(Records from a dataset)
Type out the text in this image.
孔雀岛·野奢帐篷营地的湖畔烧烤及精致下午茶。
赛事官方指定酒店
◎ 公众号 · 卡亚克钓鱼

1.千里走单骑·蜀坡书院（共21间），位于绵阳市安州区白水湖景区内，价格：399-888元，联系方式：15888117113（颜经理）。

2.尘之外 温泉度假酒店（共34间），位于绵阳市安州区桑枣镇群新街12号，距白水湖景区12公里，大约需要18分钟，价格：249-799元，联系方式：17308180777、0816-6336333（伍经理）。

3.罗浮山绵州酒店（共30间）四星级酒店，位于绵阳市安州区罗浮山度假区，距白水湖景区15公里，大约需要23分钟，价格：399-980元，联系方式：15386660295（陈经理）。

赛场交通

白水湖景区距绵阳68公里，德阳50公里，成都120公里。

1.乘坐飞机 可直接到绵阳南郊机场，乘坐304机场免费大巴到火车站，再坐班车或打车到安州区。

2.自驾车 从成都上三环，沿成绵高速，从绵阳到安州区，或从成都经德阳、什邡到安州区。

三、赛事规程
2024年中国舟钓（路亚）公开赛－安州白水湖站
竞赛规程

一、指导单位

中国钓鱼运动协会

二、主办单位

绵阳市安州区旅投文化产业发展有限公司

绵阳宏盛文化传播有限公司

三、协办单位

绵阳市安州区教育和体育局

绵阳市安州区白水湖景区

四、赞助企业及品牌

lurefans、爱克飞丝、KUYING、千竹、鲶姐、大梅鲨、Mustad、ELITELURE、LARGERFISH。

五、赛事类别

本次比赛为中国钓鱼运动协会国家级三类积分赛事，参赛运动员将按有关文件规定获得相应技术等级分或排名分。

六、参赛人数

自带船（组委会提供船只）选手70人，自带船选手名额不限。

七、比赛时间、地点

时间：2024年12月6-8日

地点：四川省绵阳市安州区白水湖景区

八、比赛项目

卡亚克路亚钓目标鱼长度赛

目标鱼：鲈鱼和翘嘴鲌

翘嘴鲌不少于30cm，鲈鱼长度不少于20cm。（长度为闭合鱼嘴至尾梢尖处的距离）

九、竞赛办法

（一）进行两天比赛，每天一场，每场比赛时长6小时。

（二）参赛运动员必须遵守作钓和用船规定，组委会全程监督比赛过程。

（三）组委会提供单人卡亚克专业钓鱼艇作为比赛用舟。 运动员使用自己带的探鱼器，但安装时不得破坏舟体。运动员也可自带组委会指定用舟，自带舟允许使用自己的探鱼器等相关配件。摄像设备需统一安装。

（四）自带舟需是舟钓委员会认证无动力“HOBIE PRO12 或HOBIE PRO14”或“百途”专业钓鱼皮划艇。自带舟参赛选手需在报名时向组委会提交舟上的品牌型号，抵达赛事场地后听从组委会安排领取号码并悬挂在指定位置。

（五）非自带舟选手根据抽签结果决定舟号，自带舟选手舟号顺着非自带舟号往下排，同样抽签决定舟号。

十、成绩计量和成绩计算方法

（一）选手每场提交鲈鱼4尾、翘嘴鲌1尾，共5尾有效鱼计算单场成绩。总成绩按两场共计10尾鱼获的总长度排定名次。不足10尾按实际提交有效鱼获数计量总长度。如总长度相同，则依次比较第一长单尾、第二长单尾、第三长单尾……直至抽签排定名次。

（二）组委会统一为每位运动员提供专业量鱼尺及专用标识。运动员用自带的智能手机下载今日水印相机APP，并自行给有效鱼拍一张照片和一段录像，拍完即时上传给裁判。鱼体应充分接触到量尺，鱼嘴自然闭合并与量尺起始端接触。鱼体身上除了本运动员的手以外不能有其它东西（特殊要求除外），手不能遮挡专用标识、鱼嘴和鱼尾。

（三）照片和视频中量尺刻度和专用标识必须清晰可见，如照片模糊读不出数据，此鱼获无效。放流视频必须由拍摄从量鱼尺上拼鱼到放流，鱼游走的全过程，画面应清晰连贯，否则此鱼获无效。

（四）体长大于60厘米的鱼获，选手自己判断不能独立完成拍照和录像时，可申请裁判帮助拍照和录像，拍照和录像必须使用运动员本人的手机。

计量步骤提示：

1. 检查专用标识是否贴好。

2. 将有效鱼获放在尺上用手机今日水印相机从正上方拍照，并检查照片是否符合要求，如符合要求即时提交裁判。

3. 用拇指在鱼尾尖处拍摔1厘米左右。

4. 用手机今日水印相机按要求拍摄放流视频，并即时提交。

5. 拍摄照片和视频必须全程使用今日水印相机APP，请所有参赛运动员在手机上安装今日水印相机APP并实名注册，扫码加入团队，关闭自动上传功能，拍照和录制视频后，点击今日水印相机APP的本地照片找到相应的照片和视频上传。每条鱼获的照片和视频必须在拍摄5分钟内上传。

= Objective =
Restate the data above word for word, please.

= The response =
Type out the text in this image.
孔雀岛·野奢帐篷营地的湖畔烧烤及精致下午茶。
赛事官方指定酒店
◎ 公众号 · 卡亚克钓鱼

1.千里走单骑·蜀坡书院（共21间），位于绵阳市安州区白水湖景区内，价格：399-888元，联系方式：15888117113（颜经理）。

2.尘之外 温泉度假酒店（共34间），位于绵阳市安州区桑枣镇群新街12号，距白水湖景区12公里，大约需要18分钟，价格：249-799元，联系方式：17308180777、0816-6336333（伍经理）。

3.罗浮山绵州酒店（共30间）四星级酒店，位于绵阳市安州区罗浮山度假区，距白水湖景区15公里，大约需要23分钟，价格：399-980元，联系方式：15386660295（陈经理）。

赛场交通

白水湖景区距绵阳68公里，德阳50公里，成都120公里。

1.乘坐飞机 可直接到绵阳南郊机场，乘坐304机场免费大巴到火车站，再坐班车或打车到安州区。

2.自驾车 从成都上三环，沿成绵高速，从绵阳到安州区，或从成都经德阳、什邡到安州区。

三、赛事规程
2024年中国舟钓（路亚）公开赛－安州白水湖站
竞赛规程

一、指导单位

中国钓鱼运动协会

二、主办单位

绵阳市安州区旅投文化产业发展有限公司

绵阳宏盛文化传播有限公司

三、协办单位

绵阳市安州区教育和体育局

绵阳市安州区白水湖景区

四、赞助企业及品牌

lurefans、爱克飞丝、KUYING、千竹、鲶姐、大梅鲨、Mustad、ELITELURE、LARGERFISH。

五、赛事类别

本次比赛为中国钓鱼运动协会国家级三类积分赛事，参赛运动员将按有关文件规定获得相应技术等级分或排名分。

六、参赛人数

自带船（组委会提供船只）选手70人，自带船选手名额不限。

七、比赛时间、地点

时间：2024年12月6-8日

地点：四川省绵阳市安州区白水湖景区

八、比赛项目

卡亚克路亚钓目标鱼长度赛

目标鱼：鲈鱼和翘嘴鲌

翘嘴鲌不少于30cm，鲈鱼长度不少于20cm。（长度为闭合鱼嘴至尾梢尖处的距离）

九、竞赛办法

（一）进行两天比赛，每天一场，每场比赛时长6小时。

（二）参赛运动员必须遵守作钓和用船规定，组委会全程监督比赛过程。

（三）组委会提供单人卡亚克专业钓鱼艇作为比赛用舟。 运动员使用自己带的探鱼器，但安装时不得破坏舟体。运动员也可自带组委会指定用舟，自带舟允许使用自己的探鱼器等相关配件。摄像设备需统一安装。

（四）自带舟需是舟钓委员会认证无动力“HOBIE PRO12 或HOBIE PRO14”或“百途”专业钓鱼皮划艇。自带舟参赛选手需在报名时向组委会提交舟上的品牌型号，抵达赛事场地后听从组委会安排领取号码并悬挂在指定位置。

（五）非自带舟选手根据抽签结果决定舟号，自带舟选手舟号顺着非自带舟号往下排，同样抽签决定舟号。

十、成绩计量和成绩计算方法

（一）选手每场提交鲈鱼4尾、翘嘴鲌1尾，共5尾有效鱼计算单场成绩。总成绩按两场共计10尾鱼获的总长度排定名次。不足10尾按实际提交有效鱼获数计量总长度。如总长度相同，则依次比较第一长单尾、第二长单尾、第三长单尾……直至抽签排定名次。

（二）组委会统一为每位运动员提供专业量鱼尺及专用标识。运动员用自带的智能手机下载今日水印相机APP，并自行给有效鱼拍一张照片和一段录像，拍完即时上传给裁判。鱼体应充分接触到量尺，鱼嘴自然闭合并与量尺起始端接触。鱼体身上除了本运动员的手以外不能有其它东西（特殊要求除外），手不能遮挡专用标识、鱼嘴和鱼尾。

（三）照片和视频中量尺刻度和专用标识必须清晰可见，如照片模糊读不出数据，此鱼获无效。放流视频必须由拍摄从量鱼尺上拼鱼到放流，鱼游走的全过程，画面应清晰连贯，否则此鱼获无效。

（四）体长大于60厘米的鱼获，选手自己判断不能独立完成拍照和录像时，可申请裁判帮助拍照和录像，拍照和录像必须使用运动员本人的手机。

计量步骤提示：

1. 检查专用标识是否贴好。

2. 将有效鱼获放在尺上用手机今日水印相机从正上方拍照，并检查照片是否符合要求，如符合要求即时提交裁判。

3. 用拇指在鱼尾尖处拍摔1厘米左右。

4. 用手机今日水印相机按要求拍摄放流视频，并即时提交。

5. 拍摄照片和视频必须全程使用今日水印相机APP，请所有参赛运动员在手机上安装今日水印相机APP并实名注册，扫码加入团队，关闭自动上传功能，拍照和录制视频后，点击今日水印相机APP的本地照片找到相应的照片和视频上传。每条鱼获的照片和视频必须在拍摄5分钟内上传。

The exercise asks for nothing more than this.